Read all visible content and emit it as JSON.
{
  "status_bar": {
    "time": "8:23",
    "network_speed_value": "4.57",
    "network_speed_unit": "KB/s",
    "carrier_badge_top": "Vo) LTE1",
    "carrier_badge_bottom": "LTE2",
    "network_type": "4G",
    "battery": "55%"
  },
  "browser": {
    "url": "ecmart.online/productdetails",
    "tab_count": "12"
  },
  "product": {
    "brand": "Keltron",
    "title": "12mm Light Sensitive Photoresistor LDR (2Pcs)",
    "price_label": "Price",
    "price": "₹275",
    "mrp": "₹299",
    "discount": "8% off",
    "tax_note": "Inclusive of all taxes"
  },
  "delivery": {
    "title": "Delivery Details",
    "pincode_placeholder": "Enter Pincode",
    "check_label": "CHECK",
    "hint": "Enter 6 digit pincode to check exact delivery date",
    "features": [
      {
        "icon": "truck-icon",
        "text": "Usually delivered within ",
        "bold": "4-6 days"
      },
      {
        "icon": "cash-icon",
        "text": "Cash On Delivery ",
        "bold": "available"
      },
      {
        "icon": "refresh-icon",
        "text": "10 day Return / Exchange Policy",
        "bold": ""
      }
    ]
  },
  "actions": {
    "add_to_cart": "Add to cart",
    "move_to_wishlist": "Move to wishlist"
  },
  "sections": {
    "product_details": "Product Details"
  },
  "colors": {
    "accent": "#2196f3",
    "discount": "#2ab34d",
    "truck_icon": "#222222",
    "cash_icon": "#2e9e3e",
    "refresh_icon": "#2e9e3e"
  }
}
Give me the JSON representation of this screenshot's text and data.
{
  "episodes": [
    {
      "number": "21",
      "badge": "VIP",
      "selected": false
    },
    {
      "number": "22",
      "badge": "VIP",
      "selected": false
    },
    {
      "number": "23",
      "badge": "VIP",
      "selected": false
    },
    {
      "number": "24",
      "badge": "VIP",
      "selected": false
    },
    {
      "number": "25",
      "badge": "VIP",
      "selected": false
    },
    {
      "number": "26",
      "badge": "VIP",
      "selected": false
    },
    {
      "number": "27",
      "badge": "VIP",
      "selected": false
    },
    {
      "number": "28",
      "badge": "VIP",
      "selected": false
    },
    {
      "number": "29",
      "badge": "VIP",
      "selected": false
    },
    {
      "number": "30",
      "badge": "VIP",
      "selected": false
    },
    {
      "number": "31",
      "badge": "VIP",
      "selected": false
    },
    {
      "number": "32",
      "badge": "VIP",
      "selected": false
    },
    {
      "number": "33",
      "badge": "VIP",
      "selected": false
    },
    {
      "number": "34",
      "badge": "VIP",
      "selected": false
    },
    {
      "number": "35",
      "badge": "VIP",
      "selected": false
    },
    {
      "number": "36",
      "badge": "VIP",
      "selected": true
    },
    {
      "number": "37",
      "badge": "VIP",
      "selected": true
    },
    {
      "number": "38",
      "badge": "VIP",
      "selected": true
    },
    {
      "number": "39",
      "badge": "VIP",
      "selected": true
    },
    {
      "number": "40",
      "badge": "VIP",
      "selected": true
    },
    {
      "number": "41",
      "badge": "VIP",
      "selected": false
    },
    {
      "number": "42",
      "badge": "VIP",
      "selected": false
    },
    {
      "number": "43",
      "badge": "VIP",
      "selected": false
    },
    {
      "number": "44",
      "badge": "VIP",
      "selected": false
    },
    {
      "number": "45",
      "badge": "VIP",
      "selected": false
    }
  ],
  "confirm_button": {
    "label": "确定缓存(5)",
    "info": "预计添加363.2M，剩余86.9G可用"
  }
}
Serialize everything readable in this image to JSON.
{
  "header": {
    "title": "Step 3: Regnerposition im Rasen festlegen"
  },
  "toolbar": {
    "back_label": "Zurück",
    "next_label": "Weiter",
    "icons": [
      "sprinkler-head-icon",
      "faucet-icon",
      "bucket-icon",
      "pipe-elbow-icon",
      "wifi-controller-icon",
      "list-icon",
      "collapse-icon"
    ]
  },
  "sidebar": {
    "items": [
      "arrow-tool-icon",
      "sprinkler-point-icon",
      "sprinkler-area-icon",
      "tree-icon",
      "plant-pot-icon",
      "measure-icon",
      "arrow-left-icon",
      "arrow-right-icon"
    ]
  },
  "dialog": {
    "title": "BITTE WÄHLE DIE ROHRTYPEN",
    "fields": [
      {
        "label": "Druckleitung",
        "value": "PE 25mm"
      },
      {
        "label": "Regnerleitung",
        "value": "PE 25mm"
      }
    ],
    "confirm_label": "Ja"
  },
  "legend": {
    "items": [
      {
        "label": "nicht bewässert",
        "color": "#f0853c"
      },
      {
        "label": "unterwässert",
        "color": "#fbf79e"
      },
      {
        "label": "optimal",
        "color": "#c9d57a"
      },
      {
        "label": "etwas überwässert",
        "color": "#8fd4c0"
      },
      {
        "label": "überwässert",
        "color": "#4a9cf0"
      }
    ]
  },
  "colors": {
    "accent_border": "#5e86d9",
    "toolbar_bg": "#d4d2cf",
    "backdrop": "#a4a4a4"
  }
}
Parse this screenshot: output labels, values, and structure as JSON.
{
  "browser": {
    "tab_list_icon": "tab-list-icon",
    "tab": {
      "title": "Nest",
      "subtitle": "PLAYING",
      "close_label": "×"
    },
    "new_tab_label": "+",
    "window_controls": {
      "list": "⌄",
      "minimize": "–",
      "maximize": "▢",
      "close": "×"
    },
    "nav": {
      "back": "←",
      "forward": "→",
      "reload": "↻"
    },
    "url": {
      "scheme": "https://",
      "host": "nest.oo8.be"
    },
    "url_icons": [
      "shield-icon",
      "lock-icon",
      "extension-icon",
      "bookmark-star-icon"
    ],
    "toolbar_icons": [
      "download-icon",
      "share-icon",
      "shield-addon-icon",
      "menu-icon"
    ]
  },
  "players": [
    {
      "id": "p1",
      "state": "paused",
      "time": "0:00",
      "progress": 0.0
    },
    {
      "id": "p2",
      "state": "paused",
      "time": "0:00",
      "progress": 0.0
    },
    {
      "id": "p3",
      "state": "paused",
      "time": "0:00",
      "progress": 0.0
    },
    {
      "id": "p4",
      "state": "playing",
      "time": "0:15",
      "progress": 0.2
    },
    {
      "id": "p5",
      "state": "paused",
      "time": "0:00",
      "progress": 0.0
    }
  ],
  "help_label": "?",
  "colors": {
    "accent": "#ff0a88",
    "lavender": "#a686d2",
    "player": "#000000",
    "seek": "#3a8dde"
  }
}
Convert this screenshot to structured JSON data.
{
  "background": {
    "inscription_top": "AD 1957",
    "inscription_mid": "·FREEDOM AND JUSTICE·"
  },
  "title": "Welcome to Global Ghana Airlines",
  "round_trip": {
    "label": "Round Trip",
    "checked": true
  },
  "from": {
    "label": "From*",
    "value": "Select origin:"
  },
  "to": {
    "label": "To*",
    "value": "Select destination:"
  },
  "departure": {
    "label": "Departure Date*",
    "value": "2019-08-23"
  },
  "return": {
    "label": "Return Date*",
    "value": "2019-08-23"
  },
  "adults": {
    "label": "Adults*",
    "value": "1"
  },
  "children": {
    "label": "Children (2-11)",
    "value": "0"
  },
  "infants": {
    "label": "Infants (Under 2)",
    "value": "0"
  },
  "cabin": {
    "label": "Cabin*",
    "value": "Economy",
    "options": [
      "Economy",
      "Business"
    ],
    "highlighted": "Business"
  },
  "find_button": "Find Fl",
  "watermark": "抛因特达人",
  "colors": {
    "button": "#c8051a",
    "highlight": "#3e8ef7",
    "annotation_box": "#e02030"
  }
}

++++

Exercise goal
Copy out each line of the data where the string "überwässert" appears.

Result
        "label": "etwas überwässert",
        "label": "überwässert",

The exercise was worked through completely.